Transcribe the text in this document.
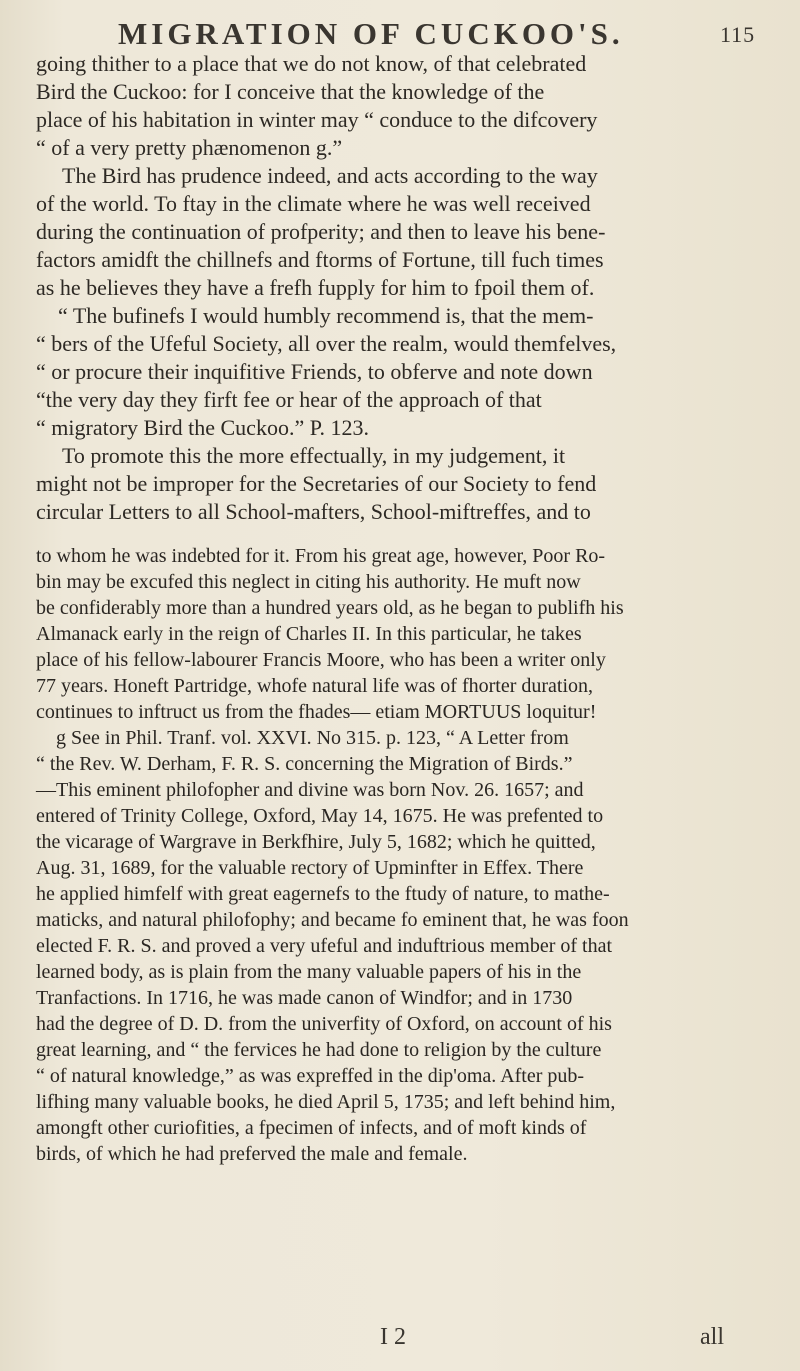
MIGRATION OF CUCKOO'S.	115
going thither to a place that we do not know, of that celebrated
Bird the Cuckoo: for I conceive that the knowledge of the
place of his habitation in winter may “ conduce to the difcovery
“ of a very pretty phænomenon g.”
The Bird has prudence indeed, and acts according to the way
of the world. To ftay in the climate where he was well received
during the continuation of profperity; and then to leave his bene-
factors amidft the chillnefs and ftorms of Fortune, till fuch times
as he believes they have a frefh fupply for him to fpoil them of.
“ The bufinefs I would humbly recommend is, that the mem-
“ bers of the Ufeful Society, all over the realm, would themfelves,
“ or procure their inquifitive Friends, to obferve and note down
“the very day they firft fee or hear of the approach of that
“ migratory Bird the Cuckoo.” P. 123.
To promote this the more effectually, in my judgement, it
might not be improper for the Secretaries of our Society to fend
circular Letters to all School-mafters, School-miftreffes, and to
to whom he was indebted for it. From his great age, however, Poor Ro-
bin may be excufed this neglect in citing his authority. He muft now
be confiderably more than a hundred years old, as he began to publifh his
Almanack early in the reign of Charles II. In this particular, he takes
place of his fellow-labourer Francis Moore, who has been a writer only
77 years. Honeft Partridge, whofe natural life was of fhorter duration,
continues to inftruct us from the fhades— etiam MORTUUS loquitur!
g See in Phil. Tranf. vol. XXVI. No 315. p. 123, “ A Letter from
“ the Rev. W. Derham, F. R. S. concerning the Migration of Birds.”
—This eminent philofopher and divine was born Nov. 26. 1657; and
entered of Trinity College, Oxford, May 14, 1675. He was prefented to
the vicarage of Wargrave in Berkfhire, July 5, 1682; which he quitted,
Aug. 31, 1689, for the valuable rectory of Upminfter in Effex. There
he applied himfelf with great eagernefs to the ftudy of nature, to mathe-
maticks, and natural philofophy; and became fo eminent that, he was foon
elected F. R. S. and proved a very ufeful and induftrious member of that
learned body, as is plain from the many valuable papers of his in the
Tranfactions. In 1716, he was made canon of Windfor; and in 1730
had the degree of D. D. from the univerfity of Oxford, on account of his
great learning, and “ the fervices he had done to religion by the culture
“ of natural knowledge,” as was expreffed in the dip'oma. After pub-
lifhing many valuable books, he died April 5, 1735; and left behind him,
amongft other curiofities, a fpecimen of infects, and of moft kinds of
birds, of which he had preferved the male and female.
I 2	all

> What you are asked to do: List every line above that contains the word "many".

> Answer for the task:
learned body, as is plain from the many valuable papers of his in the
lifhing many valuable books, he died April 5, 1735; and left behind him,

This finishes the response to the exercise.